#### Task objective
Quote the listing below in its entirety.

[Source records]
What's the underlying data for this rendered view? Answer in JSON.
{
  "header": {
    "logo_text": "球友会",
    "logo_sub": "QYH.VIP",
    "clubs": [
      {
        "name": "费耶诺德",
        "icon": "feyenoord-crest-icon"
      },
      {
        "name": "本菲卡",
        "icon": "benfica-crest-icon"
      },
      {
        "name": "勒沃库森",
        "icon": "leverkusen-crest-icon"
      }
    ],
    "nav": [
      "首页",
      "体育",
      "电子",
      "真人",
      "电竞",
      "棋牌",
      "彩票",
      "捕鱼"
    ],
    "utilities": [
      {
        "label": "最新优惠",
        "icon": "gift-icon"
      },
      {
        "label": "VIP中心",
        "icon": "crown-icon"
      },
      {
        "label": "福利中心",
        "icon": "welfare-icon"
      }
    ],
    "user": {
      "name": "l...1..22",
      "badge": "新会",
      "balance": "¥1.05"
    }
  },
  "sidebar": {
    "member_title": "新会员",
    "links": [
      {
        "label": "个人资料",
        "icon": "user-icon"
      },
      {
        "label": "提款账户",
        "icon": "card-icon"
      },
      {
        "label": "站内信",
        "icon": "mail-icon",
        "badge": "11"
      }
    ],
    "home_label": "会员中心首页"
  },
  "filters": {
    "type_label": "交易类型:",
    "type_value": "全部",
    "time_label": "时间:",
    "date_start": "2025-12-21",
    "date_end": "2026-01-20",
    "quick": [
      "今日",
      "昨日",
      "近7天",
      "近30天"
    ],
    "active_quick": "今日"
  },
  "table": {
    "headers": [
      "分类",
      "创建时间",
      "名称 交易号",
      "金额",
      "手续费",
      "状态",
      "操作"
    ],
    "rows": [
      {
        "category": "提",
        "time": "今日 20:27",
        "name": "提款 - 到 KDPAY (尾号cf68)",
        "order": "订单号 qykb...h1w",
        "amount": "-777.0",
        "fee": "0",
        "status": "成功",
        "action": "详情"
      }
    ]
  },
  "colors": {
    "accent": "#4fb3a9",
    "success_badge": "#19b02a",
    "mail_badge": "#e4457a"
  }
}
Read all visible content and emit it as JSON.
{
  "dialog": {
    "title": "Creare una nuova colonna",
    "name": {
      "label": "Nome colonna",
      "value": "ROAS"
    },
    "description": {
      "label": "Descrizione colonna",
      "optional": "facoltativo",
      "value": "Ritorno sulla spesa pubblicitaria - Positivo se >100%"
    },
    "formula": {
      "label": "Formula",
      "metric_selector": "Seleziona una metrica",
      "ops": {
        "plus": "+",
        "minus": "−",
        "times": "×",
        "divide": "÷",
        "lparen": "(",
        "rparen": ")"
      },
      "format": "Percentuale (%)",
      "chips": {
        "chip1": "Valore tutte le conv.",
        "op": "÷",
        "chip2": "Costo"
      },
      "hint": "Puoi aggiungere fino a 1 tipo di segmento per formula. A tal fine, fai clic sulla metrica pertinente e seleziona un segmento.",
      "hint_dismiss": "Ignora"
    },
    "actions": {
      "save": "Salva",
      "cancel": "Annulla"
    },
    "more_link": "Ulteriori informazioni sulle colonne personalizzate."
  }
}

#### Answer to this task
What's the underlying data for this rendered view? Answer in JSON.
{
  "header": {
    "logo_text": "球友会",
    "logo_sub": "QYH.VIP",
    "clubs": [
      {
        "name": "费耶诺德",
        "icon": "feyenoord-crest-icon"
      },
      {
        "name": "本菲卡",
        "icon": "benfica-crest-icon"
      },
      {
        "name": "勒沃库森",
        "icon": "leverkusen-crest-icon"
      }
    ],
    "nav": [
      "首页",
      "体育",
      "电子",
      "真人",
      "电竞",
      "棋牌",
      "彩票",
      "捕鱼"
    ],
    "utilities": [
      {
        "label": "最新优惠",
        "icon": "gift-icon"
      },
      {
        "label": "VIP中心",
        "icon": "crown-icon"
      },
      {
        "label": "福利中心",
        "icon": "welfare-icon"
      }
    ],
    "user": {
      "name": "l...1..22",
      "badge": "新会",
      "balance": "¥1.05"
    }
  },
  "sidebar": {
    "member_title": "新会员",
    "links": [
      {
        "label": "个人资料",
        "icon": "user-icon"
      },
      {
        "label": "提款账户",
        "icon": "card-icon"
      },
      {
        "label": "站内信",
        "icon": "mail-icon",
        "badge": "11"
      }
    ],
    "home_label": "会员中心首页"
  },
  "filters": {
    "type_label": "交易类型:",
    "type_value": "全部",
    "time_label": "时间:",
    "date_start": "2025-12-21",
    "date_end": "2026-01-20",
    "quick": [
      "今日",
      "昨日",
      "近7天",
      "近30天"
    ],
    "active_quick": "今日"
  },
  "table": {
    "headers": [
      "分类",
      "创建时间",
      "名称 交易号",
      "金额",
      "手续费",
      "状态",
      "操作"
    ],
    "rows": [
      {
        "category": "提",
        "time": "今日 20:27",
        "name": "提款 - 到 KDPAY (尾号cf68)",
        "order": "订单号 qykb...h1w",
        "amount": "-777.0",
        "fee": "0",
        "status": "成功",
        "action": "详情"
      }
    ]
  },
  "colors": {
    "accent": "#4fb3a9",
    "success_badge": "#19b02a",
    "mail_badge": "#e4457a"
  }
}
Read all visible content and emit it as JSON.
{
  "dialog": {
    "title": "Creare una nuova colonna",
    "name": {
      "label": "Nome colonna",
      "value": "ROAS"
    },
    "description": {
      "label": "Descrizione colonna",
      "optional": "facoltativo",
      "value": "Ritorno sulla spesa pubblicitaria - Positivo se >100%"
    },
    "formula": {
      "label": "Formula",
      "metric_selector": "Seleziona una metrica",
      "ops": {
        "plus": "+",
        "minus": "−",
        "times": "×",
        "divide": "÷",
        "lparen": "(",
        "rparen": ")"
      },
      "format": "Percentuale (%)",
      "chips": {
        "chip1": "Valore tutte le conv.",
        "op": "÷",
        "chip2": "Costo"
      },
      "hint": "Puoi aggiungere fino a 1 tipo di segmento per formula. A tal fine, fai clic sulla metrica pertinente e seleziona un segmento.",
      "hint_dismiss": "Ignora"
    },
    "actions": {
      "save": "Salva",
      "cancel": "Annulla"
    },
    "more_link": "Ulteriori informazioni sulle colonne personalizzate."
  }
}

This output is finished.